TASK PROMPT: In this exercise, return the whole listing exactly, excluding any images.

SUPPLIED MATERIAL:

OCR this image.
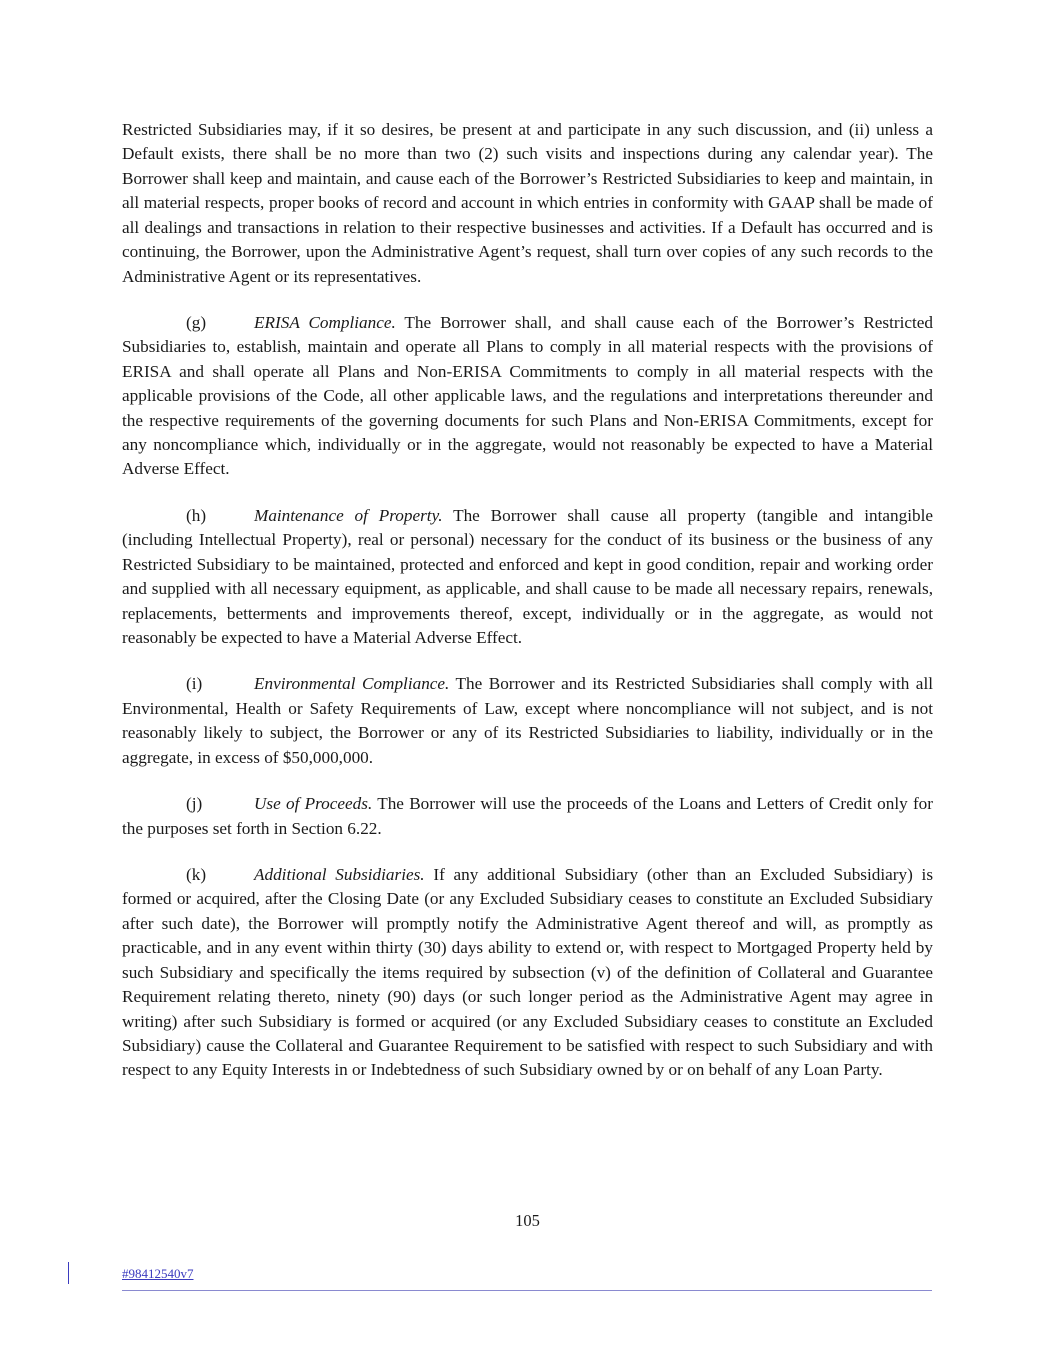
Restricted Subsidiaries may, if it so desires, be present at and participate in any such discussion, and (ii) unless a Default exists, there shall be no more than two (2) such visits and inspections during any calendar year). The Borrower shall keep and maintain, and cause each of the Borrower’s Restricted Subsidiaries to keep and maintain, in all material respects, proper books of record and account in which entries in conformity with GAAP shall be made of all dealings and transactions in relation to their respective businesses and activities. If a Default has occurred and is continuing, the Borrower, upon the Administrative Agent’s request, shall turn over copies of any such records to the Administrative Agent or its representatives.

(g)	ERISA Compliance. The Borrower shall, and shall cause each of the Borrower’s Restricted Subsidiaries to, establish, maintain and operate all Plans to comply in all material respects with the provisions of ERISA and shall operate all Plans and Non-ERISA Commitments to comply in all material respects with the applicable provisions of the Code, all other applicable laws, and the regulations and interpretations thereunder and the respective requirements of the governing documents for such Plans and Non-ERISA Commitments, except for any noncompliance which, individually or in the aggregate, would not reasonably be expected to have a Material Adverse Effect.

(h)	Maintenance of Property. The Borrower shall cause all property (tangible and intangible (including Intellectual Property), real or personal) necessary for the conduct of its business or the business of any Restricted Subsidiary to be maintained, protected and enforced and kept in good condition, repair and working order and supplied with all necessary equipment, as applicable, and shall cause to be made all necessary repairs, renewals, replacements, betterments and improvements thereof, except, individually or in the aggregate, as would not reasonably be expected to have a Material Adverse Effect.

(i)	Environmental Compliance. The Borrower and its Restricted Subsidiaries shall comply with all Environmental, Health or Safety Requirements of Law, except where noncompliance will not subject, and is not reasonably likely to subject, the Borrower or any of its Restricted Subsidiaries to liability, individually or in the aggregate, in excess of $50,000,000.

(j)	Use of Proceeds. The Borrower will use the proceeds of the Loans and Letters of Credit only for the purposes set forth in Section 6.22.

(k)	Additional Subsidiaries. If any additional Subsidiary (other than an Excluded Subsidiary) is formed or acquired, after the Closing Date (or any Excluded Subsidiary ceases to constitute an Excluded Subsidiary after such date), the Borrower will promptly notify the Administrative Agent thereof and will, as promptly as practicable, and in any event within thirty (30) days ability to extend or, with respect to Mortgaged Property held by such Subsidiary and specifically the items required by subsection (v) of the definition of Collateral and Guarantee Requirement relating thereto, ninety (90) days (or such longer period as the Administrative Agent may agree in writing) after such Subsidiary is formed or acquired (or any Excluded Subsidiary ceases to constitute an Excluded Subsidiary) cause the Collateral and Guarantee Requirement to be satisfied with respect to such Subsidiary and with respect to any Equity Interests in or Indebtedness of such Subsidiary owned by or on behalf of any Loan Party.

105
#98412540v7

EXERCISE ANSWER:
OCR this image.
Restricted Subsidiaries may, if it so desires, be present at and participate in any such discussion, and (ii) unless a Default exists, there shall be no more than two (2) such visits and inspections during any calendar year). The Borrower shall keep and maintain, and cause each of the Borrower’s Restricted Subsidiaries to keep and maintain, in all material respects, proper books of record and account in which entries in conformity with GAAP shall be made of all dealings and transactions in relation to their respective businesses and activities. If a Default has occurred and is continuing, the Borrower, upon the Administrative Agent’s request, shall turn over copies of any such records to the Administrative Agent or its representatives.

(g)	ERISA Compliance. The Borrower shall, and shall cause each of the Borrower’s Restricted Subsidiaries to, establish, maintain and operate all Plans to comply in all material respects with the provisions of ERISA and shall operate all Plans and Non-ERISA Commitments to comply in all material respects with the applicable provisions of the Code, all other applicable laws, and the regulations and interpretations thereunder and the respective requirements of the governing documents for such Plans and Non-ERISA Commitments, except for any noncompliance which, individually or in the aggregate, would not reasonably be expected to have a Material Adverse Effect.

(h)	Maintenance of Property. The Borrower shall cause all property (tangible and intangible (including Intellectual Property), real or personal) necessary for the conduct of its business or the business of any Restricted Subsidiary to be maintained, protected and enforced and kept in good condition, repair and working order and supplied with all necessary equipment, as applicable, and shall cause to be made all necessary repairs, renewals, replacements, betterments and improvements thereof, except, individually or in the aggregate, as would not reasonably be expected to have a Material Adverse Effect.

(i)	Environmental Compliance. The Borrower and its Restricted Subsidiaries shall comply with all Environmental, Health or Safety Requirements of Law, except where noncompliance will not subject, and is not reasonably likely to subject, the Borrower or any of its Restricted Subsidiaries to liability, individually or in the aggregate, in excess of $50,000,000.

(j)	Use of Proceeds. The Borrower will use the proceeds of the Loans and Letters of Credit only for the purposes set forth in Section 6.22.

(k)	Additional Subsidiaries. If any additional Subsidiary (other than an Excluded Subsidiary) is formed or acquired, after the Closing Date (or any Excluded Subsidiary ceases to constitute an Excluded Subsidiary after such date), the Borrower will promptly notify the Administrative Agent thereof and will, as promptly as practicable, and in any event within thirty (30) days ability to extend or, with respect to Mortgaged Property held by such Subsidiary and specifically the items required by subsection (v) of the definition of Collateral and Guarantee Requirement relating thereto, ninety (90) days (or such longer period as the Administrative Agent may agree in writing) after such Subsidiary is formed or acquired (or any Excluded Subsidiary ceases to constitute an Excluded Subsidiary) cause the Collateral and Guarantee Requirement to be satisfied with respect to such Subsidiary and with respect to any Equity Interests in or Indebtedness of such Subsidiary owned by or on behalf of any Loan Party.

105
#98412540v7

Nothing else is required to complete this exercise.